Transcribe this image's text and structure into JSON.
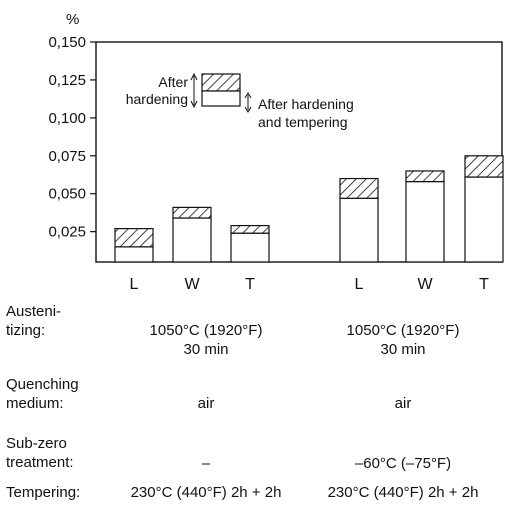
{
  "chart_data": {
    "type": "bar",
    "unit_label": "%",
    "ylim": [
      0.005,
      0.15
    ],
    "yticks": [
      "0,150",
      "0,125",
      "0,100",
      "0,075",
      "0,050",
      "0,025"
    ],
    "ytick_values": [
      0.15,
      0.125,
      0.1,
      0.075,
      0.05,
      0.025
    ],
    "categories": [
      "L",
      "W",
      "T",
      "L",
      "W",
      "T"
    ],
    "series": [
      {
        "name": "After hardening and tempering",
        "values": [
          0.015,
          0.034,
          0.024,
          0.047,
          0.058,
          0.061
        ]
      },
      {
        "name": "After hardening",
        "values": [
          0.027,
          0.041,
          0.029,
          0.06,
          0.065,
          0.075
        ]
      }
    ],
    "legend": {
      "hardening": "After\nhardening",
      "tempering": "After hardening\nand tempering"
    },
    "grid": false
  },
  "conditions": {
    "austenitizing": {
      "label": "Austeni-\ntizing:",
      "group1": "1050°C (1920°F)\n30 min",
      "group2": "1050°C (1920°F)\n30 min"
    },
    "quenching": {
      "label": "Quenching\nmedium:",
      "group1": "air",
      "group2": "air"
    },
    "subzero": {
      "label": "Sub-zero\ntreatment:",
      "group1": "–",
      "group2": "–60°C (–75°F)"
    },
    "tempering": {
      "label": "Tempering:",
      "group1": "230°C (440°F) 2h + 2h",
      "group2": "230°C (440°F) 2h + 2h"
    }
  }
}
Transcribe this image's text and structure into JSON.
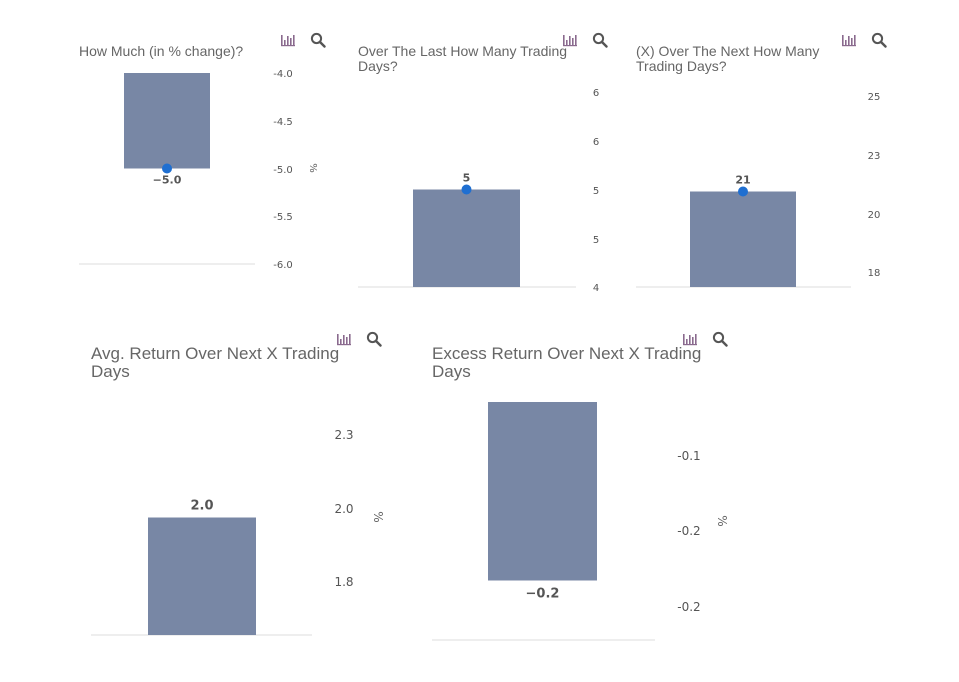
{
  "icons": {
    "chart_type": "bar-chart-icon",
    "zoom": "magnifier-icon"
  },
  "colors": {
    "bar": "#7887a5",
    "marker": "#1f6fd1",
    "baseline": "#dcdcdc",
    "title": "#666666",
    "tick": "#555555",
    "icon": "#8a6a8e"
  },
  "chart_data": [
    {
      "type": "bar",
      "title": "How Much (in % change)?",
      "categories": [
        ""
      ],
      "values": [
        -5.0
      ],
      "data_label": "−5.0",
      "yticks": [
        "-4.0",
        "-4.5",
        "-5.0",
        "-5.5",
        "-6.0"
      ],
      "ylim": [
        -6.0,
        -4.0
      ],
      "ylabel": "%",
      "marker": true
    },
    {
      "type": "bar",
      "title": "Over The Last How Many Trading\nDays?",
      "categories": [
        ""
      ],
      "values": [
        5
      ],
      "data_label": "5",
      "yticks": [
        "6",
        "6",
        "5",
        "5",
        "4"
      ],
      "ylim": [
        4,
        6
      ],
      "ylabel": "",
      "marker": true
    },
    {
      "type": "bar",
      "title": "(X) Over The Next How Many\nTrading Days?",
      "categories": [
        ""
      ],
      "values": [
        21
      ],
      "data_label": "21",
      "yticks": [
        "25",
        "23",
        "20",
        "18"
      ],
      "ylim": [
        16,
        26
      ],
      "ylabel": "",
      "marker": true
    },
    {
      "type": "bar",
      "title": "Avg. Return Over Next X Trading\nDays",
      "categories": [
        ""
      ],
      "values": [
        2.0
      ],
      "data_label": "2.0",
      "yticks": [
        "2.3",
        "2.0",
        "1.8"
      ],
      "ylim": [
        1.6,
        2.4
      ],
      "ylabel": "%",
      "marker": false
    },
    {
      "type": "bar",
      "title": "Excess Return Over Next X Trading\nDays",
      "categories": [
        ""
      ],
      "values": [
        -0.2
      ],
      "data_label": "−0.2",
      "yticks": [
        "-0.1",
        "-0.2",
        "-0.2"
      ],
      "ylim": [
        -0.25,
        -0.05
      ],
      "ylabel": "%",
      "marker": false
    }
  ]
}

##########

EXERCISE BRIEF: Pull every line containing the word "Many" out of the material and copy it.

TASK OUTPUT:
      "title": "Over The Last How Many Trading\nDays?",
      "title": "(X) Over The Next How Many\nTrading Days?",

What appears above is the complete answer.